*** Block opens ***
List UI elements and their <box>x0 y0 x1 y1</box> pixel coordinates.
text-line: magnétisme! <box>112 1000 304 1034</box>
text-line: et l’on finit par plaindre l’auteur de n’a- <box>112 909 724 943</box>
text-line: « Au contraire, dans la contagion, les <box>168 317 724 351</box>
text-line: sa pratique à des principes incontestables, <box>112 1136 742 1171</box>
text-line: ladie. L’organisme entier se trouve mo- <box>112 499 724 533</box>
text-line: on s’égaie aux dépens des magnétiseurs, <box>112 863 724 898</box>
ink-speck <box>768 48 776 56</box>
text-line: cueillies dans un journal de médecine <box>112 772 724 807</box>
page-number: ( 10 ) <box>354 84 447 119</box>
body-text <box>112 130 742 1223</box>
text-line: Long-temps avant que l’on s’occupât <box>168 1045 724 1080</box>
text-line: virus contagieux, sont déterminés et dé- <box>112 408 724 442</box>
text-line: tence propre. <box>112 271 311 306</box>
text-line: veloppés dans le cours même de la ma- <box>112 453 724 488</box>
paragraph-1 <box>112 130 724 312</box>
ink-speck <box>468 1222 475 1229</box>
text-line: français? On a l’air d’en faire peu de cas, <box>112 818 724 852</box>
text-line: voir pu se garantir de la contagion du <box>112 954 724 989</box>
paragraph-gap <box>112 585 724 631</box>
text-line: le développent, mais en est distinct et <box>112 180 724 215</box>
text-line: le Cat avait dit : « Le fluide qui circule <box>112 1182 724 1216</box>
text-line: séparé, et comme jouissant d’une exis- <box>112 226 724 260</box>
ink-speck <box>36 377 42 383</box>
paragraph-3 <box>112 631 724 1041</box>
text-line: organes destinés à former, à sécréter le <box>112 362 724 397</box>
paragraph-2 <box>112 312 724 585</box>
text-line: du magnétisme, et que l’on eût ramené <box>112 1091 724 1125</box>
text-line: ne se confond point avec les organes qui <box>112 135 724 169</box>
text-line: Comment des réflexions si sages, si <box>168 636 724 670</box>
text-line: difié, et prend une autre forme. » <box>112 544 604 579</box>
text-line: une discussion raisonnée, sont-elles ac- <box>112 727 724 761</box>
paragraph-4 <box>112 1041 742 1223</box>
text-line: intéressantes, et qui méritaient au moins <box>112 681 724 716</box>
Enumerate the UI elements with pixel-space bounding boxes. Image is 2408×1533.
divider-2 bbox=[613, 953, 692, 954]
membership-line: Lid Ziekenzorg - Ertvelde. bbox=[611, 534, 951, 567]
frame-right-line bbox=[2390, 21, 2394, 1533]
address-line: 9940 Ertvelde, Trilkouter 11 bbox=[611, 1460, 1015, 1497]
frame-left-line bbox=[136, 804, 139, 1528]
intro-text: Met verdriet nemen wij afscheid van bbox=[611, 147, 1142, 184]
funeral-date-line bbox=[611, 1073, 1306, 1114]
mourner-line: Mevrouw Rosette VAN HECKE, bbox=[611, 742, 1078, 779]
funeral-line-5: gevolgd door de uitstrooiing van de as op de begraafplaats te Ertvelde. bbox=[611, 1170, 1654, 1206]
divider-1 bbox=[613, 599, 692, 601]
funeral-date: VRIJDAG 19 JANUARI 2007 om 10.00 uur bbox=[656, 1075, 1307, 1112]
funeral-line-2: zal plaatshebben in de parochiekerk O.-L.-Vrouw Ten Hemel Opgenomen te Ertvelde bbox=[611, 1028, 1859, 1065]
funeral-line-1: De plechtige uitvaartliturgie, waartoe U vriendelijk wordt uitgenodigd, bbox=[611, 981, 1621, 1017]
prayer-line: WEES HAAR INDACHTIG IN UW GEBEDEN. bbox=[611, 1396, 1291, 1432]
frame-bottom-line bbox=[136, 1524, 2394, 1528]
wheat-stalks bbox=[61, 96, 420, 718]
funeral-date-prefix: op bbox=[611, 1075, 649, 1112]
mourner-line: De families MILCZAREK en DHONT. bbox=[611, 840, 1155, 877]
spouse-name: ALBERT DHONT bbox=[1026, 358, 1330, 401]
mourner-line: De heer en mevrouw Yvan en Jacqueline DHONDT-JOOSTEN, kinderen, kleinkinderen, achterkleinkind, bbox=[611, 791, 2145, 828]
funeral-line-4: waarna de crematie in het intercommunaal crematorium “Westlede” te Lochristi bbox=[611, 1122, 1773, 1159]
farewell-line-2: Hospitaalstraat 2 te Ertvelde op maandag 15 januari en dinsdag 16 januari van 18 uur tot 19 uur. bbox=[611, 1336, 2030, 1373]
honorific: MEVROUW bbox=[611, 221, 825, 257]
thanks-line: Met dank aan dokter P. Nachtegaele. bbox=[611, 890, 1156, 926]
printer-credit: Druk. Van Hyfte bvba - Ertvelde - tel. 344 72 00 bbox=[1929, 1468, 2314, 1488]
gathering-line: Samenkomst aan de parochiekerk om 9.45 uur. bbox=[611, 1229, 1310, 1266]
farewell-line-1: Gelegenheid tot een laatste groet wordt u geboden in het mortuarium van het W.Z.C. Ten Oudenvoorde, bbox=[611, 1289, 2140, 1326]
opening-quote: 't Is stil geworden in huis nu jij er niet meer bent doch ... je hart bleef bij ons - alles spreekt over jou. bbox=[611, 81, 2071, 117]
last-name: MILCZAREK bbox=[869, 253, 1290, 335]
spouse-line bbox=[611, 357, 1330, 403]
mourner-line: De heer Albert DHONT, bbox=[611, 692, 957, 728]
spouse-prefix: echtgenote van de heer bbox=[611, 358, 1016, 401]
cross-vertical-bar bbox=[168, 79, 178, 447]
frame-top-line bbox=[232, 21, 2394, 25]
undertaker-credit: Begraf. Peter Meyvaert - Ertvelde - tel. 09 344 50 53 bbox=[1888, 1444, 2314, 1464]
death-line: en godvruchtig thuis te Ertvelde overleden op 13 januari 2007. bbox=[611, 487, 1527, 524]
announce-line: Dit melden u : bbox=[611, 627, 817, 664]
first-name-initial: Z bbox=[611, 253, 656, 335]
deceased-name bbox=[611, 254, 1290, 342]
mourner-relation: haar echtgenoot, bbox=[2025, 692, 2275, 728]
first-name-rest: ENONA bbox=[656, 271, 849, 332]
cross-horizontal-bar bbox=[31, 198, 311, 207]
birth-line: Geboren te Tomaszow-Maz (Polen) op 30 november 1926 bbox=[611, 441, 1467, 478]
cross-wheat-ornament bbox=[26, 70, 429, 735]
*** Block closes ***
All the entries above are to be transcribed without any alteration.

List UI elements and their <box>x0 y0 x1 y1</box> pixel coordinates.
text-line: magnétisme! <box>112 1000 304 1034</box>
text-line: et l’on finit par plaindre l’auteur de n’a- <box>112 909 724 943</box>
text-line: « Au contraire, dans la contagion, les <box>168 317 724 351</box>
text-line: sa pratique à des principes incontestables, <box>112 1136 742 1171</box>
text-line: ladie. L’organisme entier se trouve mo- <box>112 499 724 533</box>
text-line: on s’égaie aux dépens des magnétiseurs, <box>112 863 724 898</box>
ink-speck <box>768 48 776 56</box>
text-line: cueillies dans un journal de médecine <box>112 772 724 807</box>
page-number: ( 10 ) <box>354 84 447 119</box>
body-text <box>112 130 742 1223</box>
text-line: Long-temps avant que l’on s’occupât <box>168 1045 724 1080</box>
text-line: virus contagieux, sont déterminés et dé- <box>112 408 724 442</box>
text-line: tence propre. <box>112 271 311 306</box>
text-line: veloppés dans le cours même de la ma- <box>112 453 724 488</box>
paragraph-1 <box>112 130 724 312</box>
ink-speck <box>468 1222 475 1229</box>
text-line: français? On a l’air d’en faire peu de cas, <box>112 818 724 852</box>
text-line: voir pu se garantir de la contagion du <box>112 954 724 989</box>
paragraph-gap <box>112 585 724 631</box>
text-line: le développent, mais en est distinct et <box>112 180 724 215</box>
text-line: le Cat avait dit : « Le fluide qui circule <box>112 1182 724 1216</box>
text-line: séparé, et comme jouissant d’une exis- <box>112 226 724 260</box>
ink-speck <box>36 377 42 383</box>
paragraph-3 <box>112 631 724 1041</box>
text-line: organes destinés à former, à sécréter le <box>112 362 724 397</box>
paragraph-2 <box>112 312 724 585</box>
text-line: du magnétisme, et que l’on eût ramené <box>112 1091 724 1125</box>
text-line: ne se confond point avec les organes qui <box>112 135 724 169</box>
text-line: Comment des réflexions si sages, si <box>168 636 724 670</box>
text-line: difié, et prend une autre forme. » <box>112 544 604 579</box>
text-line: une discussion raisonnée, sont-elles ac- <box>112 727 724 761</box>
paragraph-4 <box>112 1041 742 1223</box>
text-line: intéressantes, et qui méritaient au moins <box>112 681 724 716</box>
Enumerate the UI elements with pixel-space bounding boxes. Image is 2408×1533.
divider-2 bbox=[613, 953, 692, 954]
membership-line: Lid Ziekenzorg - Ertvelde. bbox=[611, 534, 951, 567]
frame-right-line bbox=[2390, 21, 2394, 1533]
address-line: 9940 Ertvelde, Trilkouter 11 bbox=[611, 1460, 1015, 1497]
frame-left-line bbox=[136, 804, 139, 1528]
intro-text: Met verdriet nemen wij afscheid van bbox=[611, 147, 1142, 184]
funeral-date-line bbox=[611, 1073, 1306, 1114]
mourner-line: Mevrouw Rosette VAN HECKE, bbox=[611, 742, 1078, 779]
funeral-line-5: gevolgd door de uitstrooiing van de as op de begraafplaats te Ertvelde. bbox=[611, 1170, 1654, 1206]
divider-1 bbox=[613, 599, 692, 601]
funeral-date: VRIJDAG 19 JANUARI 2007 om 10.00 uur bbox=[656, 1075, 1307, 1112]
funeral-line-2: zal plaatshebben in de parochiekerk O.-L.-Vrouw Ten Hemel Opgenomen te Ertvelde bbox=[611, 1028, 1859, 1065]
funeral-line-1: De plechtige uitvaartliturgie, waartoe U vriendelijk wordt uitgenodigd, bbox=[611, 981, 1621, 1017]
prayer-line: WEES HAAR INDACHTIG IN UW GEBEDEN. bbox=[611, 1396, 1291, 1432]
frame-bottom-line bbox=[136, 1524, 2394, 1528]
wheat-stalks bbox=[61, 96, 420, 718]
funeral-date-prefix: op bbox=[611, 1075, 649, 1112]
mourner-line: De families MILCZAREK en DHONT. bbox=[611, 840, 1155, 877]
spouse-name: ALBERT DHONT bbox=[1026, 358, 1330, 401]
mourner-line: De heer en mevrouw Yvan en Jacqueline DHONDT-JOOSTEN, kinderen, kleinkinderen, achterkleinkind, bbox=[611, 791, 2145, 828]
funeral-line-4: waarna de crematie in het intercommunaal crematorium “Westlede” te Lochristi bbox=[611, 1122, 1773, 1159]
farewell-line-2: Hospitaalstraat 2 te Ertvelde op maandag 15 januari en dinsdag 16 januari van 18 uur tot 19 uur. bbox=[611, 1336, 2030, 1373]
honorific: MEVROUW bbox=[611, 221, 825, 257]
thanks-line: Met dank aan dokter P. Nachtegaele. bbox=[611, 890, 1156, 926]
printer-credit: Druk. Van Hyfte bvba - Ertvelde - tel. 344 72 00 bbox=[1929, 1468, 2314, 1488]
gathering-line: Samenkomst aan de parochiekerk om 9.45 uur. bbox=[611, 1229, 1310, 1266]
farewell-line-1: Gelegenheid tot een laatste groet wordt u geboden in het mortuarium van het W.Z.C. Ten Oudenvoorde, bbox=[611, 1289, 2140, 1326]
opening-quote: 't Is stil geworden in huis nu jij er niet meer bent doch ... je hart bleef bij ons - alles spreekt over jou. bbox=[611, 81, 2071, 117]
last-name: MILCZAREK bbox=[869, 253, 1290, 335]
spouse-line bbox=[611, 357, 1330, 403]
mourner-line: De heer Albert DHONT, bbox=[611, 692, 957, 728]
spouse-prefix: echtgenote van de heer bbox=[611, 358, 1016, 401]
cross-vertical-bar bbox=[168, 79, 178, 447]
frame-top-line bbox=[232, 21, 2394, 25]
undertaker-credit: Begraf. Peter Meyvaert - Ertvelde - tel. 09 344 50 53 bbox=[1888, 1444, 2314, 1464]
death-line: en godvruchtig thuis te Ertvelde overleden op 13 januari 2007. bbox=[611, 487, 1527, 524]
announce-line: Dit melden u : bbox=[611, 627, 817, 664]
first-name-initial: Z bbox=[611, 253, 656, 335]
deceased-name bbox=[611, 254, 1290, 342]
mourner-relation: haar echtgenoot, bbox=[2025, 692, 2275, 728]
first-name-rest: ENONA bbox=[656, 271, 849, 332]
cross-horizontal-bar bbox=[31, 198, 311, 207]
birth-line: Geboren te Tomaszow-Maz (Polen) op 30 november 1926 bbox=[611, 441, 1467, 478]
cross-wheat-ornament bbox=[26, 70, 429, 735]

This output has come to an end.